Find the word "personnel" in the records below. List each line containing it.

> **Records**
....
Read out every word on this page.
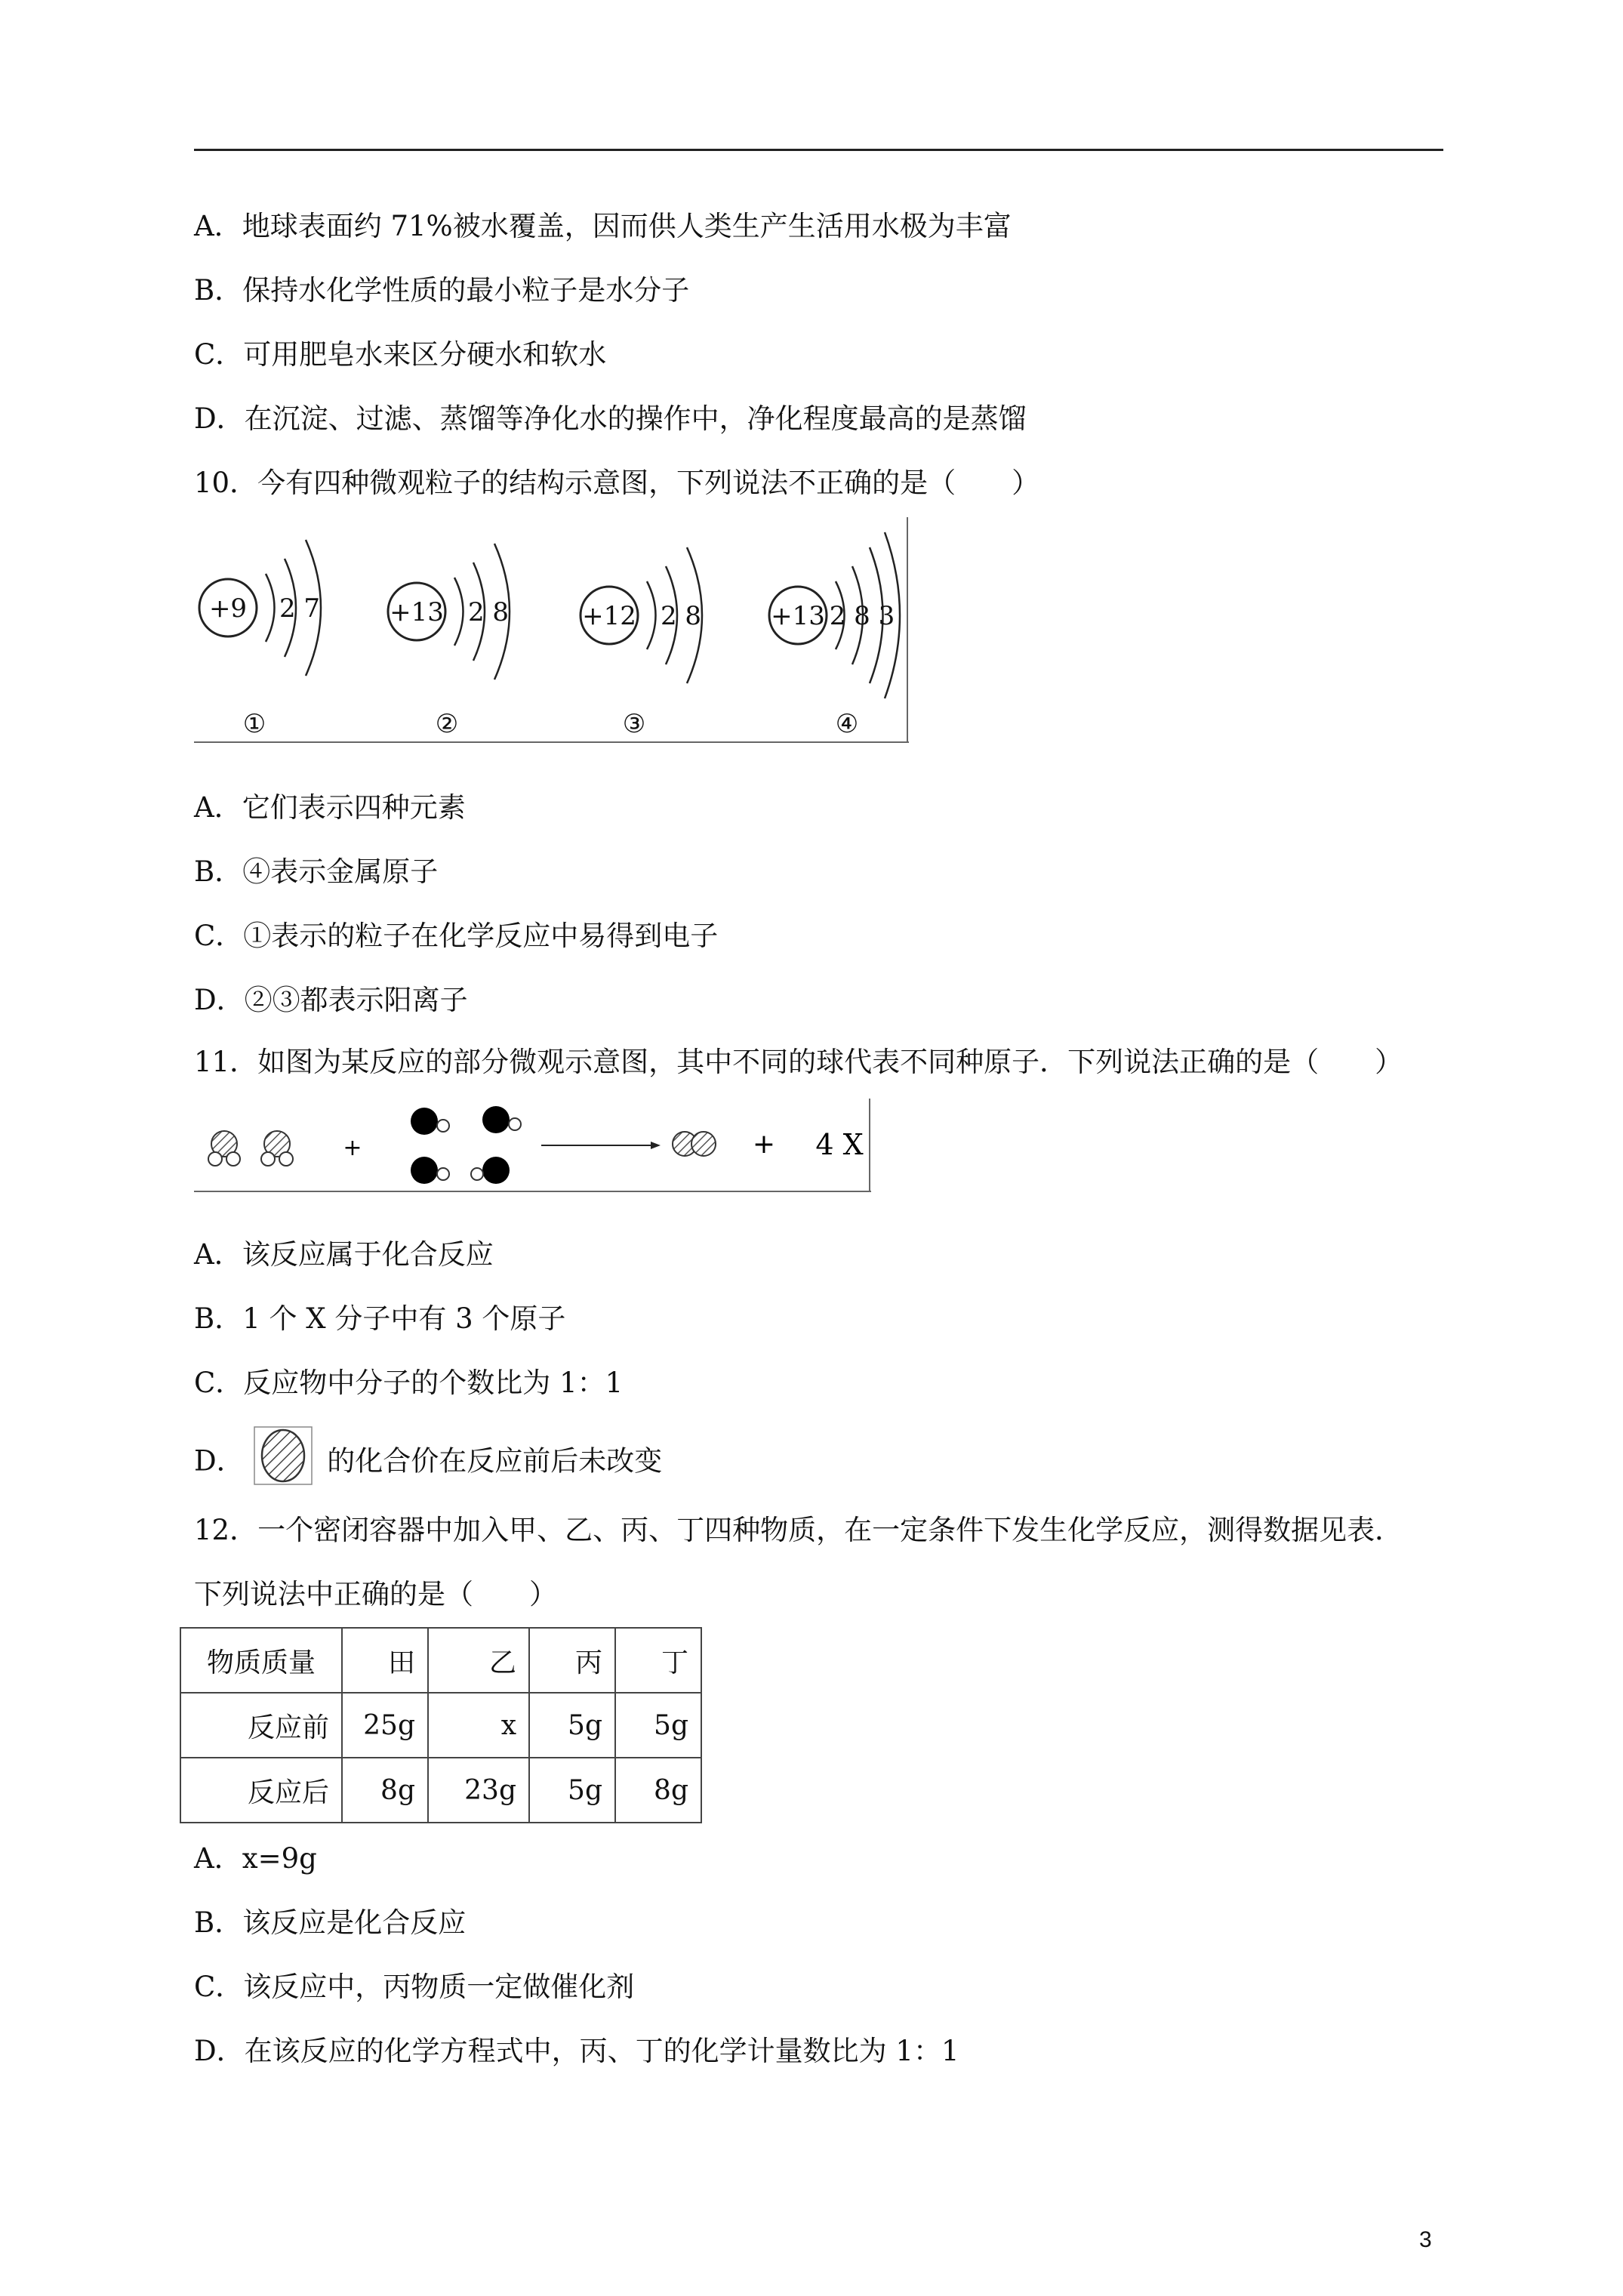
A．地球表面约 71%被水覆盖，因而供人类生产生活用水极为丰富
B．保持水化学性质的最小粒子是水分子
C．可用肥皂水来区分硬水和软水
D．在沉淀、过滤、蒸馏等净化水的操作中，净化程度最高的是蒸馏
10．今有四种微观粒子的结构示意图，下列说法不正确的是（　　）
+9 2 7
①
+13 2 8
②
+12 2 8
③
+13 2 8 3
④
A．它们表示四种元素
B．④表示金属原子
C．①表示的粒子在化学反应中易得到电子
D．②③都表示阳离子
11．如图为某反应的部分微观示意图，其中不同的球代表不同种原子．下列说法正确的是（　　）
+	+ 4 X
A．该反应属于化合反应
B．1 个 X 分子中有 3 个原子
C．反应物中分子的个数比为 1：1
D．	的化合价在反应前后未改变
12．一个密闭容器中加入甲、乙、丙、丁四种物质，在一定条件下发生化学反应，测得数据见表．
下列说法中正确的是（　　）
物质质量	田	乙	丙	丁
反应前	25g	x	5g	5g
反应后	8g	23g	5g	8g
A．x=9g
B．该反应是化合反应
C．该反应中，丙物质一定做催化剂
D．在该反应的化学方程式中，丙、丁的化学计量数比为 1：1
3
....
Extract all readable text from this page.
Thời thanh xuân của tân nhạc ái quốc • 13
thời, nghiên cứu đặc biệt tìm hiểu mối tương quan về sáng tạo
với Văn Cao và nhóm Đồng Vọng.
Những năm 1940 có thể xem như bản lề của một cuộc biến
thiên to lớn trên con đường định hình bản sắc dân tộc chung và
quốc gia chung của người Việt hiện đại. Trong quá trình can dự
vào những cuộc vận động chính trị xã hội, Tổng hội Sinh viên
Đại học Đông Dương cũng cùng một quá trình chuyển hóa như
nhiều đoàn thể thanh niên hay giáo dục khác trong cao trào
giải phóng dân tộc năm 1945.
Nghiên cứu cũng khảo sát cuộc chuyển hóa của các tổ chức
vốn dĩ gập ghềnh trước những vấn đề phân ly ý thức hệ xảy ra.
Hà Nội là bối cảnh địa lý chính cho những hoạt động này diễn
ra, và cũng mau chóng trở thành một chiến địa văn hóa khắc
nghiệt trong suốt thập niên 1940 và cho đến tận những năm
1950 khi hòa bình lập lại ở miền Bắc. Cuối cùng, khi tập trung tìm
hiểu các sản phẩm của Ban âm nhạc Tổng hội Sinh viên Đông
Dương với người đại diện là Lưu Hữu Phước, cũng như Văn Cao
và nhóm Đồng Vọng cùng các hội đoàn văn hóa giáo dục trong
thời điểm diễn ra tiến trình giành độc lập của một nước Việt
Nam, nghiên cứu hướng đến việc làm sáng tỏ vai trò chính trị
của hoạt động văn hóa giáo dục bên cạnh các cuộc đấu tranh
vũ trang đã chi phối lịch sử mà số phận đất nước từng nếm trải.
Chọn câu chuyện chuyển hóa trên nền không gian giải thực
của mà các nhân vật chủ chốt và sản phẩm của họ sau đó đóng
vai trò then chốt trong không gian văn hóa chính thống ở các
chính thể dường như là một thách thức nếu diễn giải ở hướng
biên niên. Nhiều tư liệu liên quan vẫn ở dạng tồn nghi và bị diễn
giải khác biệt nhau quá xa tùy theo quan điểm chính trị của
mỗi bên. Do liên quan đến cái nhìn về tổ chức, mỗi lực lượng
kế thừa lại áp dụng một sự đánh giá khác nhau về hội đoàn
....
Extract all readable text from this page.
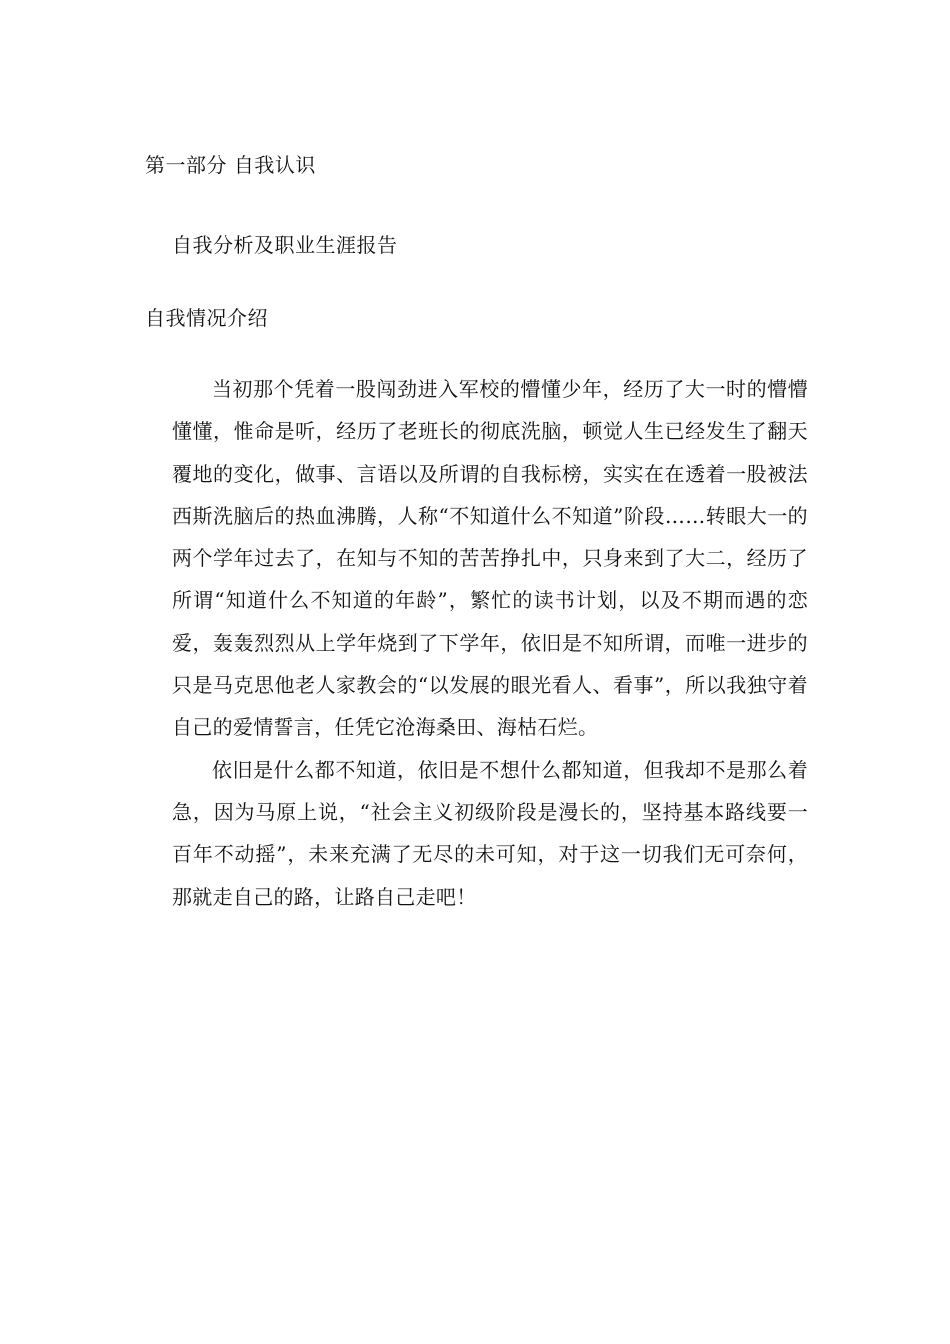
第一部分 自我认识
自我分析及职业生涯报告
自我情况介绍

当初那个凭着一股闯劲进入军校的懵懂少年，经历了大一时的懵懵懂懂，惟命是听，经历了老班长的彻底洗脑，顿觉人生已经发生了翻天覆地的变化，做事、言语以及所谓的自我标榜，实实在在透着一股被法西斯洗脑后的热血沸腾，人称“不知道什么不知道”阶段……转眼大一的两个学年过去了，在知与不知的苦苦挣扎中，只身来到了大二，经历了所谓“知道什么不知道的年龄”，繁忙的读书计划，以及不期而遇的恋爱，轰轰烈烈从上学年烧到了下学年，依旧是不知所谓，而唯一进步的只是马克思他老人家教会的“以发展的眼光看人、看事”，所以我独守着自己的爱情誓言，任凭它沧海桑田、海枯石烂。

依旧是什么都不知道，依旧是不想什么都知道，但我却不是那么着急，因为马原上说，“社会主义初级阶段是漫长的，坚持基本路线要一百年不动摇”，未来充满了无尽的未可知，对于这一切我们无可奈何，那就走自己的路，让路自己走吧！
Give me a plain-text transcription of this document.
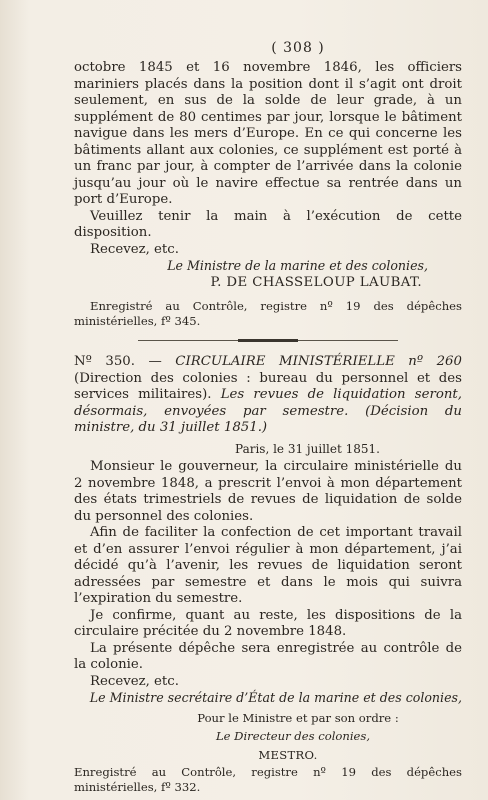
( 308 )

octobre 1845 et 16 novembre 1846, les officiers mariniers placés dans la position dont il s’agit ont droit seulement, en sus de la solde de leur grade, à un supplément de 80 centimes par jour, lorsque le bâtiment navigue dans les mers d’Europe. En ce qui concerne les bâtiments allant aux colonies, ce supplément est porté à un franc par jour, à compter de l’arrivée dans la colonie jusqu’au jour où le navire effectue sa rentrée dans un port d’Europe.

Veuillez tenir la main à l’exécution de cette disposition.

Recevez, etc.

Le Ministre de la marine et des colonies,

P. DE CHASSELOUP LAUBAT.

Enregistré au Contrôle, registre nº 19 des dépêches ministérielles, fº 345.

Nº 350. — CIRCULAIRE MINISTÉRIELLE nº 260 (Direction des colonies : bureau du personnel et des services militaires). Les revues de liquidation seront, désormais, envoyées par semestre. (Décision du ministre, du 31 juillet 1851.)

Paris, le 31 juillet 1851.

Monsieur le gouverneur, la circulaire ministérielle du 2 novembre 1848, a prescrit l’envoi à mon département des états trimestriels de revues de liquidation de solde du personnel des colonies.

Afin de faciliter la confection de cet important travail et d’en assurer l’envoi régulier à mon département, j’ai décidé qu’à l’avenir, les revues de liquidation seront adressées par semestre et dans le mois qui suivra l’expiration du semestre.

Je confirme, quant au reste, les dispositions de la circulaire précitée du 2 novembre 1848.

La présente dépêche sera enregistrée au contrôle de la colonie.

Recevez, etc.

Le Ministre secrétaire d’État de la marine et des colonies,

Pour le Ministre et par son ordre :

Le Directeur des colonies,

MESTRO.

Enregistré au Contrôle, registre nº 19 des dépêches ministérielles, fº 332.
....
> **RESPONSE**
Nº 350. — CIRCULAIRE MINISTÉRIELLE nº 260 (Direction des colonies : bureau du personnel et des services militaires). Les revues de liquidation seront, désormais, envoyées par semestre. (Décision du ministre, du 31 juillet 1851.)
Monsieur le gouverneur, la circulaire ministérielle du 2 novembre 1848, a prescrit l’envoi à mon département des états trimestriels de revues de liquidation de solde du personnel des colonies.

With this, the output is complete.